Exercise task – Find all the lines with "Kumar" and gather them.

[Data items]
####
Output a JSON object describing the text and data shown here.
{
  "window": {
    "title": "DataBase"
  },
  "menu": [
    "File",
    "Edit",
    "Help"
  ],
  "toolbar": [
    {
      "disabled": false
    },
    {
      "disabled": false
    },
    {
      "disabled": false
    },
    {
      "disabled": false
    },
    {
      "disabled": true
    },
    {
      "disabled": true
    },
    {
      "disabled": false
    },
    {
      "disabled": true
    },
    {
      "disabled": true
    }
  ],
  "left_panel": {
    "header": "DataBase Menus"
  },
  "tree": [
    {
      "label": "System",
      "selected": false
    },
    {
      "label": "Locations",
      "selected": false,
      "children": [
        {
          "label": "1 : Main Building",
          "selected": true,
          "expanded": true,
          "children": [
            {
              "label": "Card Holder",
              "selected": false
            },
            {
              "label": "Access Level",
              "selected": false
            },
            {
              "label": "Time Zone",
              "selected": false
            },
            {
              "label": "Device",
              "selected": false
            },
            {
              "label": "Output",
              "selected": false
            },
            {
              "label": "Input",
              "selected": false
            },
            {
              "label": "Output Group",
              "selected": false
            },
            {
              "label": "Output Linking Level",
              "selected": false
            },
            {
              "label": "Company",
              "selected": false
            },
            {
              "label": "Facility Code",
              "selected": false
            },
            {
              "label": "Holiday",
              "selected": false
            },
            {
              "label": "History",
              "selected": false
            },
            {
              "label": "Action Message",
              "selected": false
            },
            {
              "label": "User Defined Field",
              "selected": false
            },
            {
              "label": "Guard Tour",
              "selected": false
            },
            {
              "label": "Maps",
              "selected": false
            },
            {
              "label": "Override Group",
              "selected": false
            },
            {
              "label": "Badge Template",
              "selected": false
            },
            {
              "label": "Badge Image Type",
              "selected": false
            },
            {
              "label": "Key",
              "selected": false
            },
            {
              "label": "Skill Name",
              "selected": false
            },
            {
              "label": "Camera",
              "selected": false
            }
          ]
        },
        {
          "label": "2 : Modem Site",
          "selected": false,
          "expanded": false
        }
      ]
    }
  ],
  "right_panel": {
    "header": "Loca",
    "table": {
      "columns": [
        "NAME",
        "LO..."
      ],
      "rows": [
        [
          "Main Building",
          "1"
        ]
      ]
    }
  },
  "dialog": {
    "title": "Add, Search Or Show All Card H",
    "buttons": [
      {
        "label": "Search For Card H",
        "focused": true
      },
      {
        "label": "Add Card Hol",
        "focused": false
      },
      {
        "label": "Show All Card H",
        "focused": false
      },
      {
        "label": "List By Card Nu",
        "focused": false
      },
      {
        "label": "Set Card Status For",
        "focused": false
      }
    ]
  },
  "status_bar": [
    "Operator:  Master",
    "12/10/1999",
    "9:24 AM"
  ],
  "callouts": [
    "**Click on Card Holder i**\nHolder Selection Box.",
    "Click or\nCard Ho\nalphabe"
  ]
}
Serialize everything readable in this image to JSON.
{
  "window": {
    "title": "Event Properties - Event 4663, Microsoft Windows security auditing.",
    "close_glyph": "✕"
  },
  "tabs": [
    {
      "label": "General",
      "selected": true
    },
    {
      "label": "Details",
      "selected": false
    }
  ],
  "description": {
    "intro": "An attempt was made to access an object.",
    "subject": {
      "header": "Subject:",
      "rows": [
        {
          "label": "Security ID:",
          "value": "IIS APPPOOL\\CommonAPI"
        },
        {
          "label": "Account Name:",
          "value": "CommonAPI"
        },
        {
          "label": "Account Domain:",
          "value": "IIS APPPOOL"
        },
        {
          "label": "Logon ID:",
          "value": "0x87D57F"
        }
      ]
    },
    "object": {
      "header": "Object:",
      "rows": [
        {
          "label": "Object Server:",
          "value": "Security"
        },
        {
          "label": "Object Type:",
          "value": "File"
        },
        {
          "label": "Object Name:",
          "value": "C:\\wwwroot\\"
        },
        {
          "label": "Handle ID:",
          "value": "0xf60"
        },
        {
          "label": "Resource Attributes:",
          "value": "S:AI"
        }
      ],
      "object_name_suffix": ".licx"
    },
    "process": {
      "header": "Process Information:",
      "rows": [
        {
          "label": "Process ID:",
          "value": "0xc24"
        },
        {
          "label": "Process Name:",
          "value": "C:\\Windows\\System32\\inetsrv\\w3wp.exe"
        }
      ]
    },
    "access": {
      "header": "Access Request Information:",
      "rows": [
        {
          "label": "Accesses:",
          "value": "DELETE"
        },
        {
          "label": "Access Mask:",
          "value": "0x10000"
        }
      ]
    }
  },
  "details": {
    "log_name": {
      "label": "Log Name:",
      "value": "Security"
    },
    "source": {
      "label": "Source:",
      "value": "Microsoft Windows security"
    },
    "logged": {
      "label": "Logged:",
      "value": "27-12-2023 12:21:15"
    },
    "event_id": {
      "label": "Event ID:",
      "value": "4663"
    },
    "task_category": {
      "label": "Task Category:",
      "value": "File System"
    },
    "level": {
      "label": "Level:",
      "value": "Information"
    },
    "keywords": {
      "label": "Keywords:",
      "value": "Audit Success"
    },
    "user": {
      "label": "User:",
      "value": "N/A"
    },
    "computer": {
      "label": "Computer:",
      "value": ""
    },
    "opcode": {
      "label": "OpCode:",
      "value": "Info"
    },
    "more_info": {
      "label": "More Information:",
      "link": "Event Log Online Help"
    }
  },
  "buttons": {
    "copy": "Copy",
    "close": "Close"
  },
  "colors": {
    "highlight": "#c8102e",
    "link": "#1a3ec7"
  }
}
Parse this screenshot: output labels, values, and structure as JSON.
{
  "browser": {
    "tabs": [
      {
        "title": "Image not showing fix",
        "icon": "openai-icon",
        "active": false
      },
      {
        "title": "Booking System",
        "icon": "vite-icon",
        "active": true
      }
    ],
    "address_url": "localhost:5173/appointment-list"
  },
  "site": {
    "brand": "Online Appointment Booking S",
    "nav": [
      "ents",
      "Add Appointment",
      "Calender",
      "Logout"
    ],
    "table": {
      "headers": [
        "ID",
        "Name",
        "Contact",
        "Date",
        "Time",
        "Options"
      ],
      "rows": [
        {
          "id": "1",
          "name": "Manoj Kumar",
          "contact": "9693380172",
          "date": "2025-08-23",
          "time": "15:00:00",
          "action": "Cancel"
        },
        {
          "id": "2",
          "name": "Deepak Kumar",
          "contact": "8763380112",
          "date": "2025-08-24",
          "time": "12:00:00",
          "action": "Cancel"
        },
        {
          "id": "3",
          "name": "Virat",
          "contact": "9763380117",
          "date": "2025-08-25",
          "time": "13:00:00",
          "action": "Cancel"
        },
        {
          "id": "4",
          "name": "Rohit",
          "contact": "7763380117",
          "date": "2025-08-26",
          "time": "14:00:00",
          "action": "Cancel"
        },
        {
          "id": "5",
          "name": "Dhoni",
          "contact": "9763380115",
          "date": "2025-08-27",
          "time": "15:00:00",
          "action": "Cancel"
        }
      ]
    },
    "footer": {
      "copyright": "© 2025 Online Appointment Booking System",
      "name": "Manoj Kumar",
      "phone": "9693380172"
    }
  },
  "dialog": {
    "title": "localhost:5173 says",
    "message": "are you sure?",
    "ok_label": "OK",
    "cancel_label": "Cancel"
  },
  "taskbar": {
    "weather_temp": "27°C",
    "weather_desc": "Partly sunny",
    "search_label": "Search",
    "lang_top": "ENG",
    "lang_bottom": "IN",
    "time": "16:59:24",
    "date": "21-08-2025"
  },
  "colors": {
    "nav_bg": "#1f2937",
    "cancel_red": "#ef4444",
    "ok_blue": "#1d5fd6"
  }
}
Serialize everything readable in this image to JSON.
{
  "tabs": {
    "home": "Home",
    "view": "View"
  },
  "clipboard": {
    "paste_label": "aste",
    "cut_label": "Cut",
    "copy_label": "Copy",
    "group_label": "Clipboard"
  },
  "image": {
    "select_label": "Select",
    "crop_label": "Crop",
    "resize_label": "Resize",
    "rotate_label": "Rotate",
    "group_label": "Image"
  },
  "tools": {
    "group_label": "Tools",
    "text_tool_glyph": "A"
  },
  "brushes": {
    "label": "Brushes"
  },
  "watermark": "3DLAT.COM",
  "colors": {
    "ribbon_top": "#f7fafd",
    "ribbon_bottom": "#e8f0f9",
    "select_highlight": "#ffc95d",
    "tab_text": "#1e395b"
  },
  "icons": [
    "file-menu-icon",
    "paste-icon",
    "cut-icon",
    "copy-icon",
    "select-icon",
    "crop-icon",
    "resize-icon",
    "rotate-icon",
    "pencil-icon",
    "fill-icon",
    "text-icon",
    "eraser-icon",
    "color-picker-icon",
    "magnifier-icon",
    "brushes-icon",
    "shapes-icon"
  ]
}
####
Solution –
          "name": "Manoj Kumar",
          "name": "Deepak Kumar",
      "name": "Manoj Kumar",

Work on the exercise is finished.